__STATED TASK__:
Please repeat every one of the lines below word for word.

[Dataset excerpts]
_ _ _

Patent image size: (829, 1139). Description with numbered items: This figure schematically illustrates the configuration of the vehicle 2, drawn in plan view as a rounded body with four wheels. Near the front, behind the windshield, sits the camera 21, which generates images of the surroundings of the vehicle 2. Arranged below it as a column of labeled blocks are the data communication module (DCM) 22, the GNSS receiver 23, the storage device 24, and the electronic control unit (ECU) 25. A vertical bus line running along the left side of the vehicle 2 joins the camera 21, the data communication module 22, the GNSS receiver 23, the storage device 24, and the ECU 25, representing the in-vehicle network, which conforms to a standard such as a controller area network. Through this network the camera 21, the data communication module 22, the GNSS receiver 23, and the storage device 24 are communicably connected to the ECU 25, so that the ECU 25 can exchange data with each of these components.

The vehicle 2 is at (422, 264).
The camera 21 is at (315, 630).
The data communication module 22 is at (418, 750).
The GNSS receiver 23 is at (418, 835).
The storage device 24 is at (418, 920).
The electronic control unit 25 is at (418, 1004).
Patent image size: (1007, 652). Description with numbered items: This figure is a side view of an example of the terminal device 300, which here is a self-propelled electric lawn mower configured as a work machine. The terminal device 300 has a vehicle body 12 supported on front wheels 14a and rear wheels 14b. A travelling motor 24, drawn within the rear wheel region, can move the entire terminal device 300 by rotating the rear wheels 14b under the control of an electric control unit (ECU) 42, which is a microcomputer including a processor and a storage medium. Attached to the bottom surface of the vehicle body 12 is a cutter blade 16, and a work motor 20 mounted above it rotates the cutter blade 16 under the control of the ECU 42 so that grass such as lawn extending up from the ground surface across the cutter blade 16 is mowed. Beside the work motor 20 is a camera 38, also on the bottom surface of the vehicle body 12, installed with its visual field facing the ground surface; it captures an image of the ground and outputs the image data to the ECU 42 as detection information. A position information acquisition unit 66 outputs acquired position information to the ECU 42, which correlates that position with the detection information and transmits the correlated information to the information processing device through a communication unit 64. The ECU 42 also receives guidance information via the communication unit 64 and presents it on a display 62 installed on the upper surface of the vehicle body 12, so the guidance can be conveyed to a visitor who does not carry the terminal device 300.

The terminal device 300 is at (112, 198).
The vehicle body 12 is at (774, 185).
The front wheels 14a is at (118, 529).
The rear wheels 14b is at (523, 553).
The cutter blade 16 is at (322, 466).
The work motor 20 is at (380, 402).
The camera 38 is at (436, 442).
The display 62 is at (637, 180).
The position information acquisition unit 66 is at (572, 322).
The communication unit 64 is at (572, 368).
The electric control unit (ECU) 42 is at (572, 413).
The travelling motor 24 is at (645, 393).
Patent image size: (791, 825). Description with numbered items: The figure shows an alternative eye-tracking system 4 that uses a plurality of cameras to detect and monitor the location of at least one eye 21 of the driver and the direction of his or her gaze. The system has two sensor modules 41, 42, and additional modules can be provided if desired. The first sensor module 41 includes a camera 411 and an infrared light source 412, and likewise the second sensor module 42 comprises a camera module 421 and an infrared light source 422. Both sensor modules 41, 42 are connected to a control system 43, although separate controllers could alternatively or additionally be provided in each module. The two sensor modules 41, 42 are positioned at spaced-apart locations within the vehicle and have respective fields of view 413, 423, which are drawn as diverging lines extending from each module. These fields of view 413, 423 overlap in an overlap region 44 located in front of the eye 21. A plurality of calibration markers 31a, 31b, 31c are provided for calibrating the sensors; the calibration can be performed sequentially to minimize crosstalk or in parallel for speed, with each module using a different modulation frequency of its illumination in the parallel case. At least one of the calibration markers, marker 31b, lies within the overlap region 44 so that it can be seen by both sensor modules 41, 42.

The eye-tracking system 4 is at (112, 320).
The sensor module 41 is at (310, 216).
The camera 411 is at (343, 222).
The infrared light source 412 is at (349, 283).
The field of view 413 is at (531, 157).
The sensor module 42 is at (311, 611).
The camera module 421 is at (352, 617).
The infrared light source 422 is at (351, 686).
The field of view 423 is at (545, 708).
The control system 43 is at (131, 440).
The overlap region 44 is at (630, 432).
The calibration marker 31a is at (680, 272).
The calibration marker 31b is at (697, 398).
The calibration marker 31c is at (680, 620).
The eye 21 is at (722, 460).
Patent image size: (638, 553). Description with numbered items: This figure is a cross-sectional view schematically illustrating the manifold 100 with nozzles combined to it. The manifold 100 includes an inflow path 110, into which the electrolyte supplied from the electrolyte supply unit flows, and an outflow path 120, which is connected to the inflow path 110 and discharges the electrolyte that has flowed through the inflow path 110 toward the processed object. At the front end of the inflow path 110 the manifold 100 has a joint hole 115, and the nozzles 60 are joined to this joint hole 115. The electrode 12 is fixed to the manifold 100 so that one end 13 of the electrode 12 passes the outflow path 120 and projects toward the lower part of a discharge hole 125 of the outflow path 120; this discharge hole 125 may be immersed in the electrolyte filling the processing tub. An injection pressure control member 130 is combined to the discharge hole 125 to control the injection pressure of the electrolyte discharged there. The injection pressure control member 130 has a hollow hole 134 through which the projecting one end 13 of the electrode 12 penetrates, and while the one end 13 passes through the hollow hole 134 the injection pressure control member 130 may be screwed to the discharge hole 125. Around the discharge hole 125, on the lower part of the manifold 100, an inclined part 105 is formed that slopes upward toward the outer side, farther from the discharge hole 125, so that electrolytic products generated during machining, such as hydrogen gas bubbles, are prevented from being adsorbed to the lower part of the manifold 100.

_ _ _

__COMPLETED TASK__:
Patent image size: (829, 1139). Description with numbered items: This figure schematically illustrates the configuration of the vehicle 2, drawn in plan view as a rounded body with four wheels. Near the front, behind the windshield, sits the camera 21, which generates images of the surroundings of the vehicle 2. Arranged below it as a column of labeled blocks are the data communication module (DCM) 22, the GNSS receiver 23, the storage device 24, and the electronic control unit (ECU) 25. A vertical bus line running along the left side of the vehicle 2 joins the camera 21, the data communication module 22, the GNSS receiver 23, the storage device 24, and the ECU 25, representing the in-vehicle network, which conforms to a standard such as a controller area network. Through this network the camera 21, the data communication module 22, the GNSS receiver 23, and the storage device 24 are communicably connected to the ECU 25, so that the ECU 25 can exchange data with each of these components.

The vehicle 2 is at (422, 264).
The camera 21 is at (315, 630).
The data communication module 22 is at (418, 750).
The GNSS receiver 23 is at (418, 835).
The storage device 24 is at (418, 920).
The electronic control unit 25 is at (418, 1004).
Patent image size: (1007, 652). Description with numbered items: This figure is a side view of an example of the terminal device 300, which here is a self-propelled electric lawn mower configured as a work machine. The terminal device 300 has a vehicle body 12 supported on front wheels 14a and rear wheels 14b. A travelling motor 24, drawn within the rear wheel region, can move the entire terminal device 300 by rotating the rear wheels 14b under the control of an electric control unit (ECU) 42, which is a microcomputer including a processor and a storage medium. Attached to the bottom surface of the vehicle body 12 is a cutter blade 16, and a work motor 20 mounted above it rotates the cutter blade 16 under the control of the ECU 42 so that grass such as lawn extending up from the ground surface across the cutter blade 16 is mowed. Beside the work motor 20 is a camera 38, also on the bottom surface of the vehicle body 12, installed with its visual field facing the ground surface; it captures an image of the ground and outputs the image data to the ECU 42 as detection information. A position information acquisition unit 66 outputs acquired position information to the ECU 42, which correlates that position with the detection information and transmits the correlated information to the information processing device through a communication unit 64. The ECU 42 also receives guidance information via the communication unit 64 and presents it on a display 62 installed on the upper surface of the vehicle body 12, so the guidance can be conveyed to a visitor who does not carry the terminal device 300.

The terminal device 300 is at (112, 198).
The vehicle body 12 is at (774, 185).
The front wheels 14a is at (118, 529).
The rear wheels 14b is at (523, 553).
The cutter blade 16 is at (322, 466).
The work motor 20 is at (380, 402).
The camera 38 is at (436, 442).
The display 62 is at (637, 180).
The position information acquisition unit 66 is at (572, 322).
The communication unit 64 is at (572, 368).
The electric control unit (ECU) 42 is at (572, 413).
The travelling motor 24 is at (645, 393).
Patent image size: (791, 825). Description with numbered items: The figure shows an alternative eye-tracking system 4 that uses a plurality of cameras to detect and monitor the location of at least one eye 21 of the driver and the direction of his or her gaze. The system has two sensor modules 41, 42, and additional modules can be provided if desired. The first sensor module 41 includes a camera 411 and an infrared light source 412, and likewise the second sensor module 42 comprises a camera module 421 and an infrared light source 422. Both sensor modules 41, 42 are connected to a control system 43, although separate controllers could alternatively or additionally be provided in each module. The two sensor modules 41, 42 are positioned at spaced-apart locations within the vehicle and have respective fields of view 413, 423, which are drawn as diverging lines extending from each module. These fields of view 413, 423 overlap in an overlap region 44 located in front of the eye 21. A plurality of calibration markers 31a, 31b, 31c are provided for calibrating the sensors; the calibration can be performed sequentially to minimize crosstalk or in parallel for speed, with each module using a different modulation frequency of its illumination in the parallel case. At least one of the calibration markers, marker 31b, lies within the overlap region 44 so that it can be seen by both sensor modules 41, 42.

The eye-tracking system 4 is at (112, 320).
The sensor module 41 is at (310, 216).
The camera 411 is at (343, 222).
The infrared light source 412 is at (349, 283).
The field of view 413 is at (531, 157).
The sensor module 42 is at (311, 611).
The camera module 421 is at (352, 617).
The infrared light source 422 is at (351, 686).
The field of view 423 is at (545, 708).
The control system 43 is at (131, 440).
The overlap region 44 is at (630, 432).
The calibration marker 31a is at (680, 272).
The calibration marker 31b is at (697, 398).
The calibration marker 31c is at (680, 620).
The eye 21 is at (722, 460).
Patent image size: (638, 553). Description with numbered items: This figure is a cross-sectional view schematically illustrating the manifold 100 with nozzles combined to it. The manifold 100 includes an inflow path 110, into which the electrolyte supplied from the electrolyte supply unit flows, and an outflow path 120, which is connected to the inflow path 110 and discharges the electrolyte that has flowed through the inflow path 110 toward the processed object. At the front end of the inflow path 110 the manifold 100 has a joint hole 115, and the nozzles 60 are joined to this joint hole 115. The electrode 12 is fixed to the manifold 100 so that one end 13 of the electrode 12 passes the outflow path 120 and projects toward the lower part of a discharge hole 125 of the outflow path 120; this discharge hole 125 may be immersed in the electrolyte filling the processing tub. An injection pressure control member 130 is combined to the discharge hole 125 to control the injection pressure of the electrolyte discharged there. The injection pressure control member 130 has a hollow hole 134 through which the projecting one end 13 of the electrode 12 penetrates, and while the one end 13 passes through the hollow hole 134 the injection pressure control member 130 may be screwed to the discharge hole 125. Around the discharge hole 125, on the lower part of the manifold 100, an inclined part 105 is formed that slopes upward toward the outer side, farther from the discharge hole 125, so that electrolytic products generated during machining, such as hydrogen gas bubbles, are prevented from being adsorbed to the lower part of the manifold 100.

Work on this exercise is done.